■ **Stated problem**:
Please write the listing below out again exactly, leaving every picture behind.

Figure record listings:

════

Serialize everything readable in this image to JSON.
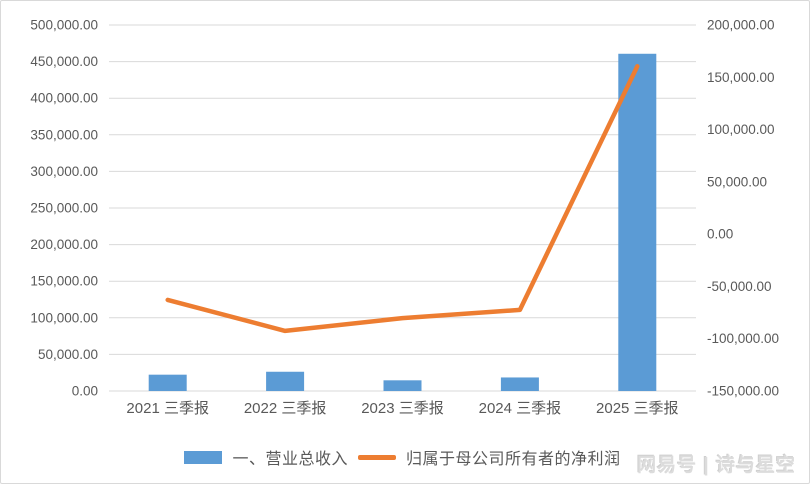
{
  "chart_data": {
    "type": "combo",
    "title": "",
    "categories": [
      "2021 三季报",
      "2022 三季报",
      "2023 三季报",
      "2024 三季报",
      "2025 三季报"
    ],
    "series": [
      {
        "name": "一、营业总收入",
        "type": "bar",
        "axis": "left",
        "color": "#5B9BD5",
        "values": [
          22300,
          26300,
          14600,
          18500,
          460700
        ]
      },
      {
        "name": "归属于母公司所有者的净利润",
        "type": "line",
        "axis": "right",
        "color": "#ED7D31",
        "values": [
          -62900,
          -92500,
          -80300,
          -72400,
          160500
        ]
      }
    ],
    "left_axis": {
      "min": 0,
      "max": 500000,
      "step": 50000,
      "ticks": [
        "500,000.00",
        "450,000.00",
        "400,000.00",
        "350,000.00",
        "300,000.00",
        "250,000.00",
        "200,000.00",
        "150,000.00",
        "100,000.00",
        "50,000.00",
        "0.00"
      ]
    },
    "right_axis": {
      "min": -150000,
      "max": 200000,
      "step": 50000,
      "ticks": [
        "200,000.00",
        "150,000.00",
        "100,000.00",
        "50,000.00",
        "0.00",
        "-50,000.00",
        "-100,000.00",
        "-150,000.00"
      ]
    },
    "grid": true,
    "gridline_color": "#D9D9D9",
    "axis_text_color": "#595959",
    "legend_position": "bottom"
  },
  "watermark": {
    "text": "网易号 | 诗与星空"
  }
}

════

■ **Result for this exercise**:
Serialize everything readable in this image to JSON.
{
  "chart_data": {
    "type": "combo",
    "title": "",
    "categories": [
      "2021 三季报",
      "2022 三季报",
      "2023 三季报",
      "2024 三季报",
      "2025 三季报"
    ],
    "series": [
      {
        "name": "一、营业总收入",
        "type": "bar",
        "axis": "left",
        "color": "#5B9BD5",
        "values": [
          22300,
          26300,
          14600,
          18500,
          460700
        ]
      },
      {
        "name": "归属于母公司所有者的净利润",
        "type": "line",
        "axis": "right",
        "color": "#ED7D31",
        "values": [
          -62900,
          -92500,
          -80300,
          -72400,
          160500
        ]
      }
    ],
    "left_axis": {
      "min": 0,
      "max": 500000,
      "step": 50000,
      "ticks": [
        "500,000.00",
        "450,000.00",
        "400,000.00",
        "350,000.00",
        "300,000.00",
        "250,000.00",
        "200,000.00",
        "150,000.00",
        "100,000.00",
        "50,000.00",
        "0.00"
      ]
    },
    "right_axis": {
      "min": -150000,
      "max": 200000,
      "step": 50000,
      "ticks": [
        "200,000.00",
        "150,000.00",
        "100,000.00",
        "50,000.00",
        "0.00",
        "-50,000.00",
        "-100,000.00",
        "-150,000.00"
      ]
    },
    "grid": true,
    "gridline_color": "#D9D9D9",
    "axis_text_color": "#595959",
    "legend_position": "bottom"
  },
  "watermark": {
    "text": "网易号 | 诗与星空"
  }
}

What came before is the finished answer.